What the exercise asks – Only the pictures are omitted; repeat all other data exactly.

Record set –
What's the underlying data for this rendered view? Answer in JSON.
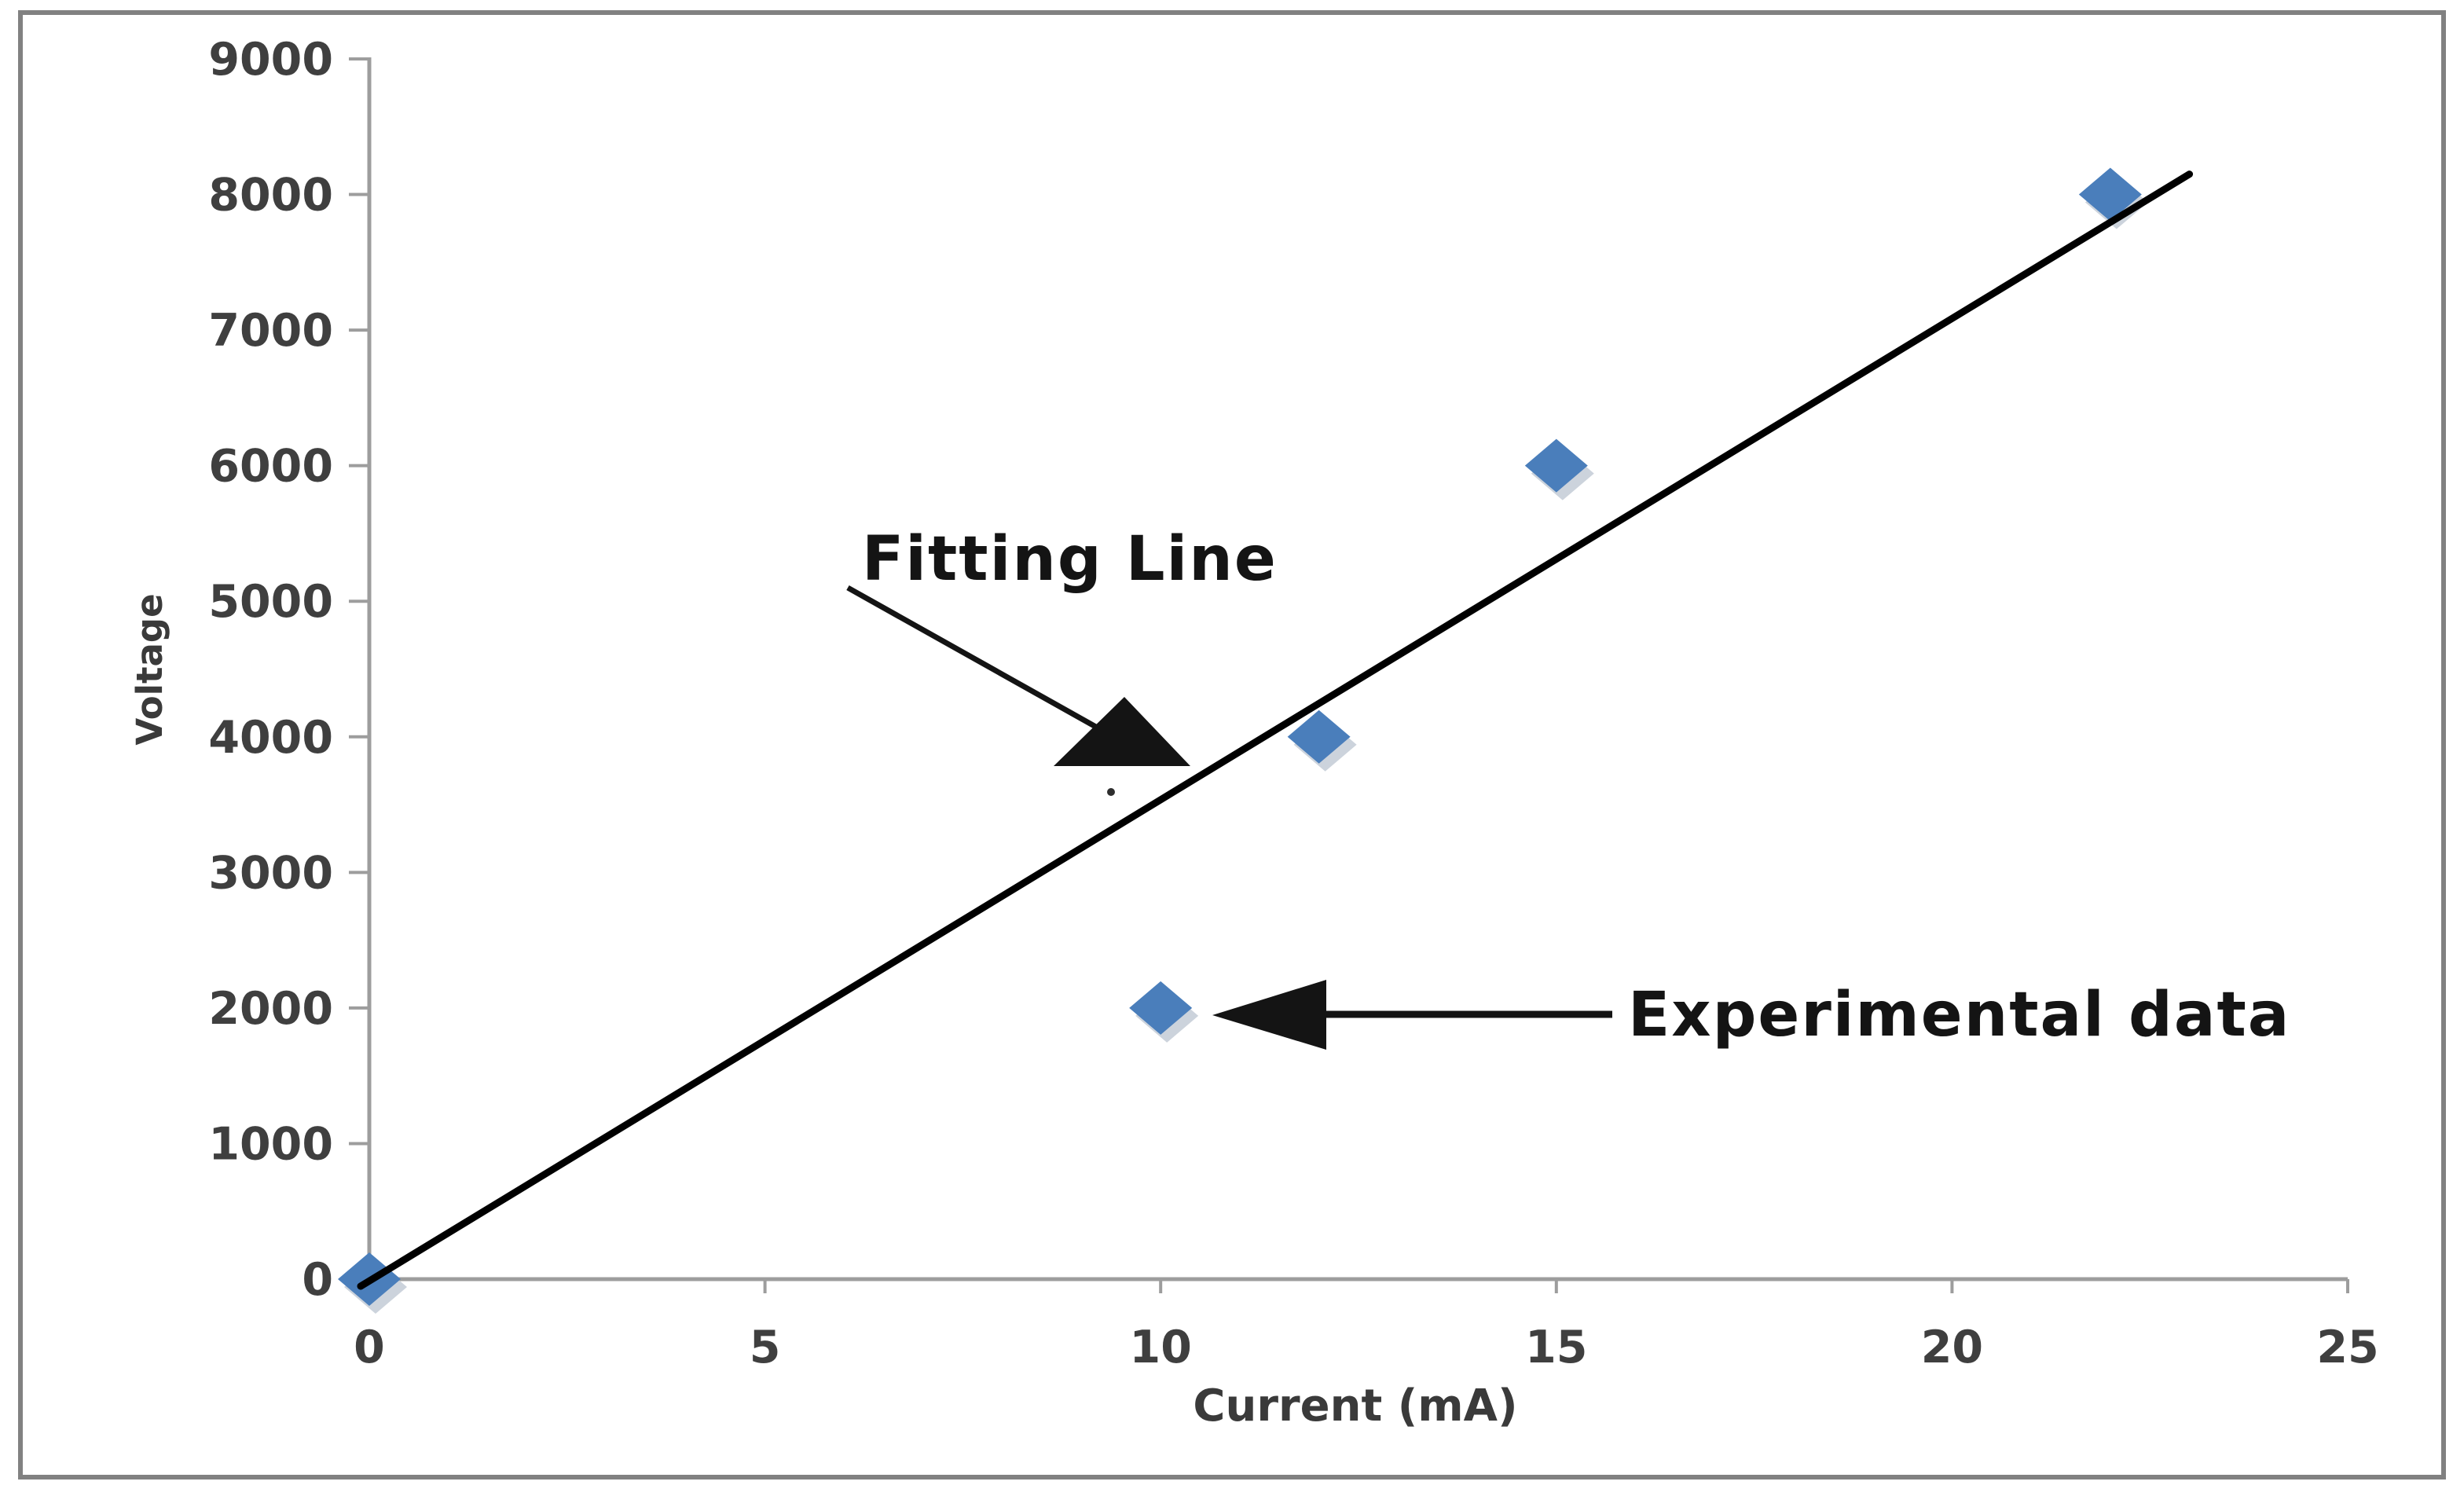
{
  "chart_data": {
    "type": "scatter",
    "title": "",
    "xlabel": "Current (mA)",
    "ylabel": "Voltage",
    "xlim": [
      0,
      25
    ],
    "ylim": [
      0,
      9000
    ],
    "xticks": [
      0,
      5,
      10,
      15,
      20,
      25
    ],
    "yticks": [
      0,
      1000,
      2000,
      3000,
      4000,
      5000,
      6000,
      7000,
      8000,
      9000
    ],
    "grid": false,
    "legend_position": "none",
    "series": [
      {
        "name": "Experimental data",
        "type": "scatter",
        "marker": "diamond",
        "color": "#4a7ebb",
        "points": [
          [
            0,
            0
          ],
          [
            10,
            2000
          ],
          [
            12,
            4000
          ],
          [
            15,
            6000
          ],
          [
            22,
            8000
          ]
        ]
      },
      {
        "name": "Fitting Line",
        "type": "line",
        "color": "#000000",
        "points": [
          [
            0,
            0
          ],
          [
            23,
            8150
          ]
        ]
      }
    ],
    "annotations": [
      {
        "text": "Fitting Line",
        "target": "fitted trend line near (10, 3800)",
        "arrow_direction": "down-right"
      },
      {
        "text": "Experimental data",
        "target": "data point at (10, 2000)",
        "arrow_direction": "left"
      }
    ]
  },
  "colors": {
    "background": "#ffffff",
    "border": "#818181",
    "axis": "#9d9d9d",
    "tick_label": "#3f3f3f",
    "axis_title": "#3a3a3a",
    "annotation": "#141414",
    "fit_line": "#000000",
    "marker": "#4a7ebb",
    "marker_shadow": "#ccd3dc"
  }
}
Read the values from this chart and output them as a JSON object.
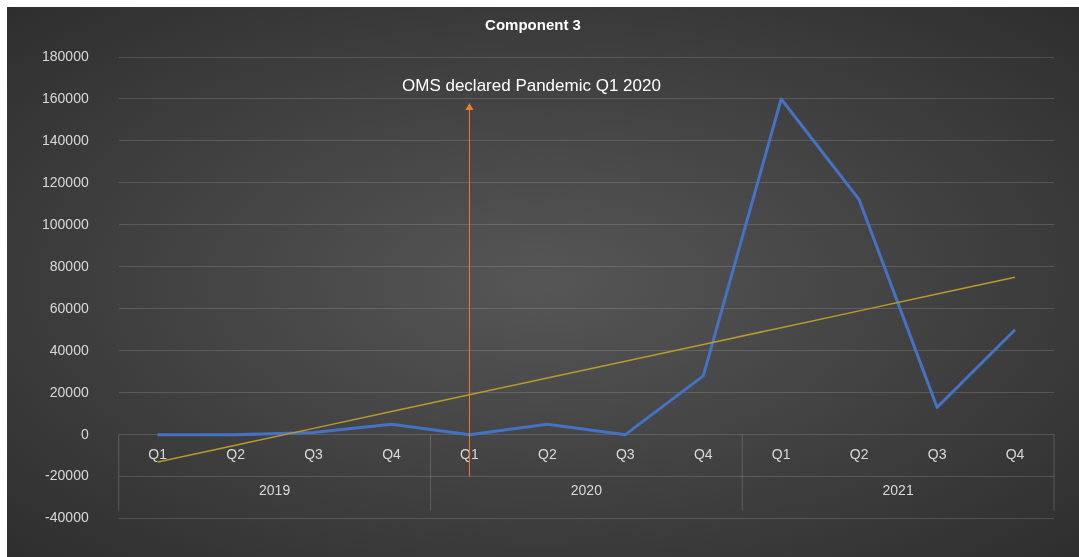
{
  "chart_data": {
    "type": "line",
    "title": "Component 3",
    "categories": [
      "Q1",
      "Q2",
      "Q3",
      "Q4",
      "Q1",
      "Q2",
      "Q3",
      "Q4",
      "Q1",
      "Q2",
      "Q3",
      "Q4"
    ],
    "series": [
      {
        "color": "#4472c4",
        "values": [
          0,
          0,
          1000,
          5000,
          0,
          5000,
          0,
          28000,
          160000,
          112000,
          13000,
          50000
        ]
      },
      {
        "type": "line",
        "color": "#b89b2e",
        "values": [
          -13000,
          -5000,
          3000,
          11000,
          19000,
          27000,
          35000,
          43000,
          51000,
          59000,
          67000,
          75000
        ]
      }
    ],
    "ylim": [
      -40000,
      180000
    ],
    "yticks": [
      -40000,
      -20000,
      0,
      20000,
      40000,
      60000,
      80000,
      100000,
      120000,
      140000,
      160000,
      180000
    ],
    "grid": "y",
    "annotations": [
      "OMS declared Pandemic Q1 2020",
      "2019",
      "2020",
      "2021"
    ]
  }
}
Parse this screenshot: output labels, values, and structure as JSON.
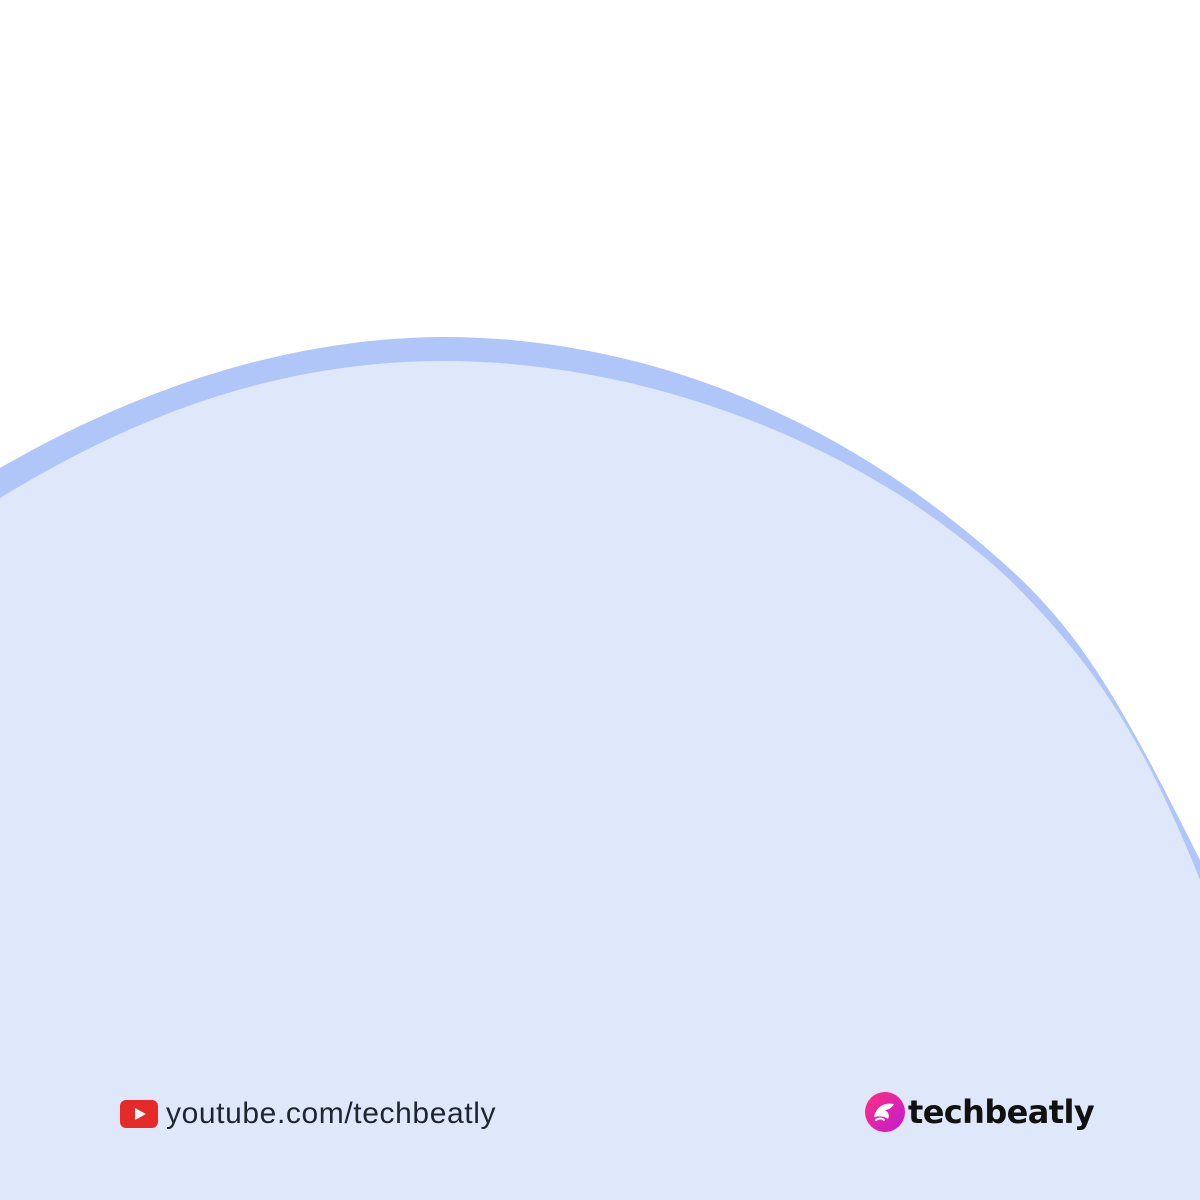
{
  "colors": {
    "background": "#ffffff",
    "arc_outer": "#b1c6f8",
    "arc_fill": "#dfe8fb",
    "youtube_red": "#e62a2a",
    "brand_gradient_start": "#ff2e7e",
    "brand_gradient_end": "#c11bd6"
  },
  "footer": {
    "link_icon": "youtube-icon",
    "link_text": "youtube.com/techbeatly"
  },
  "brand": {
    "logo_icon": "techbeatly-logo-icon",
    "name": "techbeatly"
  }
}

Correct output –
What's the underlying data for this rendered view? Answer in JSON.
{
  "chart_data": {
    "type": "scatter",
    "title": "",
    "xlabel": "Current (mA)",
    "ylabel": "Voltage",
    "xlim": [
      0,
      25
    ],
    "ylim": [
      0,
      9000
    ],
    "xticks": [
      0,
      5,
      10,
      15,
      20,
      25
    ],
    "yticks": [
      0,
      1000,
      2000,
      3000,
      4000,
      5000,
      6000,
      7000,
      8000,
      9000
    ],
    "grid": false,
    "legend_position": "none",
    "series": [
      {
        "name": "Experimental data",
        "type": "scatter",
        "marker": "diamond",
        "color": "#4a7ebb",
        "points": [
          [
            0,
            0
          ],
          [
            10,
            2000
          ],
          [
            12,
            4000
          ],
          [
            15,
            6000
          ],
          [
            22,
            8000
          ]
        ]
      },
      {
        "name": "Fitting Line",
        "type": "line",
        "color": "#000000",
        "points": [
          [
            0,
            0
          ],
          [
            23,
            8150
          ]
        ]
      }
    ],
    "annotations": [
      {
        "text": "Fitting Line",
        "target": "fitted trend line near (10, 3800)",
        "arrow_direction": "down-right"
      },
      {
        "text": "Experimental data",
        "target": "data point at (10, 2000)",
        "arrow_direction": "left"
      }
    ]
  },
  "colors": {
    "background": "#ffffff",
    "border": "#818181",
    "axis": "#9d9d9d",
    "tick_label": "#3f3f3f",
    "axis_title": "#3a3a3a",
    "annotation": "#141414",
    "fit_line": "#000000",
    "marker": "#4a7ebb",
    "marker_shadow": "#ccd3dc"
  }
}
Read the values from this chart and output them as a JSON object.
{
  "chart_data": {
    "type": "line",
    "title": "Component 3",
    "categories": [
      "Q1",
      "Q2",
      "Q3",
      "Q4",
      "Q1",
      "Q2",
      "Q3",
      "Q4",
      "Q1",
      "Q2",
      "Q3",
      "Q4"
    ],
    "series": [
      {
        "color": "#4472c4",
        "values": [
          0,
          0,
          1000,
          5000,
          0,
          5000,
          0,
          28000,
          160000,
          112000,
          13000,
          50000
        ]
      },
      {
        "type": "line",
        "color": "#b89b2e",
        "values": [
          -13000,
          -5000,
          3000,
          11000,
          19000,
          27000,
          35000,
          43000,
          51000,
          59000,
          67000,
          75000
        ]
      }
    ],
    "ylim": [
      -40000,
      180000
    ],
    "yticks": [
      -40000,
      -20000,
      0,
      20000,
      40000,
      60000,
      80000,
      100000,
      120000,
      140000,
      160000,
      180000
    ],
    "grid": "y",
    "annotations": [
      "OMS declared Pandemic Q1 2020",
      "2019",
      "2020",
      "2021"
    ]
  }
}
Parse this screenshot: output labels, values, and structure as JSON.
{
  "colors": {
    "background": "#ffffff",
    "arc_outer": "#b1c6f8",
    "arc_fill": "#dfe8fb",
    "youtube_red": "#e62a2a",
    "brand_gradient_start": "#ff2e7e",
    "brand_gradient_end": "#c11bd6"
  },
  "footer": {
    "link_icon": "youtube-icon",
    "link_text": "youtube.com/techbeatly"
  },
  "brand": {
    "logo_icon": "techbeatly-logo-icon",
    "name": "techbeatly"
  }
}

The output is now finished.